*DATA FOR PROCESSING*

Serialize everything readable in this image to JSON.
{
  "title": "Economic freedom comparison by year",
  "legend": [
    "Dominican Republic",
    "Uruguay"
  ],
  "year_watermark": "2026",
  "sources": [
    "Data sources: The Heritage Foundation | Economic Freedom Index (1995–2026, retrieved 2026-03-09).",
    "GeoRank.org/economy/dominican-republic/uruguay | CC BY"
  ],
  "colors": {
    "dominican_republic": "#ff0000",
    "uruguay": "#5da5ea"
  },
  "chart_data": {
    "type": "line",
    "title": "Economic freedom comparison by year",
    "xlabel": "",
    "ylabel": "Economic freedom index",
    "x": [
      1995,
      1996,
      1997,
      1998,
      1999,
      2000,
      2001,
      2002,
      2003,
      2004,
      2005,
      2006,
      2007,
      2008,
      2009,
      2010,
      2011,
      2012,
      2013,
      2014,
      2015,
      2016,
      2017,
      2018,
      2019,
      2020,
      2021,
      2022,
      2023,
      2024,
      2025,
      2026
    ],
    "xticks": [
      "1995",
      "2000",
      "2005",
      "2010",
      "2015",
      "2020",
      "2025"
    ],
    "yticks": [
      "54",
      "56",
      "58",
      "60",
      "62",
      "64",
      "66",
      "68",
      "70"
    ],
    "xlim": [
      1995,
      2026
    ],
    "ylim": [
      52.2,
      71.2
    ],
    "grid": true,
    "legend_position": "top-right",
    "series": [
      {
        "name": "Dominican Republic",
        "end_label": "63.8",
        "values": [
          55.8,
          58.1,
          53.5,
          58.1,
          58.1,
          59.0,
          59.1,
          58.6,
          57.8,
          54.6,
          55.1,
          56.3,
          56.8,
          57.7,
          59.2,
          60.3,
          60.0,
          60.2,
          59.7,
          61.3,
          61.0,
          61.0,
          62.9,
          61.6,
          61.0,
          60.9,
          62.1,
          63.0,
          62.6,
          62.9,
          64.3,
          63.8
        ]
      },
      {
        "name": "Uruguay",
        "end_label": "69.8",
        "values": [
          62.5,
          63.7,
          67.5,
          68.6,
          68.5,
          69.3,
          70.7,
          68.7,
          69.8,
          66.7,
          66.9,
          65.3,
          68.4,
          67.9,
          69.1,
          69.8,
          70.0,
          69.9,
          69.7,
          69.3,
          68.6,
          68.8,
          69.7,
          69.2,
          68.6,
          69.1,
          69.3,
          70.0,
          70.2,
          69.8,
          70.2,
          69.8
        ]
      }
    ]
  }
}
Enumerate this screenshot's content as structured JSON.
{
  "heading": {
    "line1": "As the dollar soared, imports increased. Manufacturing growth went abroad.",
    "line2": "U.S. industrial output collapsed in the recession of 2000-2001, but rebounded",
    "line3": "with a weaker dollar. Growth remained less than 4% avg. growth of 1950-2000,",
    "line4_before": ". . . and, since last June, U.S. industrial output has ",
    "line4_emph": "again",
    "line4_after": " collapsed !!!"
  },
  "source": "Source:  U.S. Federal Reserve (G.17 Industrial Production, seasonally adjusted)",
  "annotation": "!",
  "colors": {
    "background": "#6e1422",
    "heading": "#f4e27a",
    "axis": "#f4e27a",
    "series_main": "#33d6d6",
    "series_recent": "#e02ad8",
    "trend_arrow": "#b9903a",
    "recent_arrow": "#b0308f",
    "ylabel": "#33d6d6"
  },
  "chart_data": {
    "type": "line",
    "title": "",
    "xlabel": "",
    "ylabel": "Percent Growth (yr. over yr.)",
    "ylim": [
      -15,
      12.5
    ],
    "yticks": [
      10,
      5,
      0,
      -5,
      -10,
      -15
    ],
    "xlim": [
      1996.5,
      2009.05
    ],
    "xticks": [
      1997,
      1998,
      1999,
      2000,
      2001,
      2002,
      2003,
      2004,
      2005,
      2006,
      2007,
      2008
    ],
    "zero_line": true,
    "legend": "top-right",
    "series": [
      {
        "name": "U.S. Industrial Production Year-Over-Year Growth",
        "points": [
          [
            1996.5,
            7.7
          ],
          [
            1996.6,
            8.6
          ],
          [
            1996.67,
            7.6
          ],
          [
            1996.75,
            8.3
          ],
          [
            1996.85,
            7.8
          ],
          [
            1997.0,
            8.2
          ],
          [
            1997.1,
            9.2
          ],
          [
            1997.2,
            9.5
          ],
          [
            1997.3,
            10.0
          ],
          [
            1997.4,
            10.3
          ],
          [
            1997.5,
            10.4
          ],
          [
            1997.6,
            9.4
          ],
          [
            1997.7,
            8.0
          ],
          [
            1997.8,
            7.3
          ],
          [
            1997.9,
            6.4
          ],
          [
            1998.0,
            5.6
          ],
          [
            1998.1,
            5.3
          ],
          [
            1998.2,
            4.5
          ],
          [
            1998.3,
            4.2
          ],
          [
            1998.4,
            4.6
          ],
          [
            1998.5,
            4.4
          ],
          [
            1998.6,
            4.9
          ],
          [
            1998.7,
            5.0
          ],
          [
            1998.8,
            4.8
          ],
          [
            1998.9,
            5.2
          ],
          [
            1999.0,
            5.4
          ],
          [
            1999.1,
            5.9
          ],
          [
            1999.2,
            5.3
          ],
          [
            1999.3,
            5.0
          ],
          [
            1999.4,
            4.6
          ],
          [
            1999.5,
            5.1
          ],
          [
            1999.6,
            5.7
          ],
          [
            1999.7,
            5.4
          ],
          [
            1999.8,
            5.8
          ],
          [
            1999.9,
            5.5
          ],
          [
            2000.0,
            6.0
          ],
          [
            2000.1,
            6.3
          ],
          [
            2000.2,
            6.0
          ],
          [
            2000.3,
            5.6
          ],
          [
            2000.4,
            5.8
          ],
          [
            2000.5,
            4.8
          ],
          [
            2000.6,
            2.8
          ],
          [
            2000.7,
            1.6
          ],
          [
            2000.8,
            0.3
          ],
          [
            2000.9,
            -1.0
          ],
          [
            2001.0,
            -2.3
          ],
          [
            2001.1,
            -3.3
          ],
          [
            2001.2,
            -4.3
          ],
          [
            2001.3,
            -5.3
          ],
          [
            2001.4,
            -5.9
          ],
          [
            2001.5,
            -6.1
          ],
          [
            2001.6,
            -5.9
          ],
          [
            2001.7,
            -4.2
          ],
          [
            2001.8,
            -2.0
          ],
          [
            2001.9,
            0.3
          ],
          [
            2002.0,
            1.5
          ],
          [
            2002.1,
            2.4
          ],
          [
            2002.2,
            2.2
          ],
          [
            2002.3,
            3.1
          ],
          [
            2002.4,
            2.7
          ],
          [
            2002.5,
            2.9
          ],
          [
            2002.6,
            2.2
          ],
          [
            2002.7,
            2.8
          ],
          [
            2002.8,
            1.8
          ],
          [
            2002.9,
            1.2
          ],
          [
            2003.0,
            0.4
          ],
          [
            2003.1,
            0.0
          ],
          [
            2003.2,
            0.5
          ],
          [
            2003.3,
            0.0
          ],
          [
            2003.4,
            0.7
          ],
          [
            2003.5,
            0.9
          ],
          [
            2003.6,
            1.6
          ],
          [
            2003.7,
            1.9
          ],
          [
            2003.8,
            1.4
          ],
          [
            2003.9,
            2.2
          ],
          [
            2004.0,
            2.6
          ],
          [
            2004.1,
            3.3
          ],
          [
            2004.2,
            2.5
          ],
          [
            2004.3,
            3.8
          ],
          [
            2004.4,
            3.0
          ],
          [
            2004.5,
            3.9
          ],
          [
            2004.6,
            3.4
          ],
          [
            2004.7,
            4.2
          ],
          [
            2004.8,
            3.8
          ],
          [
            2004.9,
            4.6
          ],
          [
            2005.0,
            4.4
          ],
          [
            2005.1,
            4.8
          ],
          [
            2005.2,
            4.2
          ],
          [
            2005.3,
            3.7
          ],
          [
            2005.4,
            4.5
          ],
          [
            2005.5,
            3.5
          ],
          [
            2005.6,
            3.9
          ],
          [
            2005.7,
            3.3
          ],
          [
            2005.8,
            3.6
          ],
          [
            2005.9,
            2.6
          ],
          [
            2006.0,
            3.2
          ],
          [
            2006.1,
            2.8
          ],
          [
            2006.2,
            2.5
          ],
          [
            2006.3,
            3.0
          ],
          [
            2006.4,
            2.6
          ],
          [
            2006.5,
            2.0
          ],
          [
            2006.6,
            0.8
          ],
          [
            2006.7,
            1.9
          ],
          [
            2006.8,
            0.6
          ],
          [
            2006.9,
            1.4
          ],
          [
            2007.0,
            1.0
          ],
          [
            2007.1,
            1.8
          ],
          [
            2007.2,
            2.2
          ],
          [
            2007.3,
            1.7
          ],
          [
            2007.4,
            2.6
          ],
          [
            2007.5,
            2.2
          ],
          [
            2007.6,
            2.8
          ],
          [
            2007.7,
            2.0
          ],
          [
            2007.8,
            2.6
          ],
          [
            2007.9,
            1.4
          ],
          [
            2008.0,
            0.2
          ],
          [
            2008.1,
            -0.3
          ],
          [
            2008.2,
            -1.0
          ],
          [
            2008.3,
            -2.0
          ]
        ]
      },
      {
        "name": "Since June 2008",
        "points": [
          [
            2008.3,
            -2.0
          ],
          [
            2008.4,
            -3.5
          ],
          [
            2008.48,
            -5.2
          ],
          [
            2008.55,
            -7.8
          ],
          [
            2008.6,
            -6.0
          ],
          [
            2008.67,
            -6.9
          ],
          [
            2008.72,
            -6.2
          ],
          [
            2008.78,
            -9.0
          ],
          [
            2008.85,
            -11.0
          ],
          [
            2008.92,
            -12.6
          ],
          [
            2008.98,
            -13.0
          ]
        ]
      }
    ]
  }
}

*GOAL*
Report only the count of lines that include the string "ylabel".

*WRITTEN SOLUTION*
3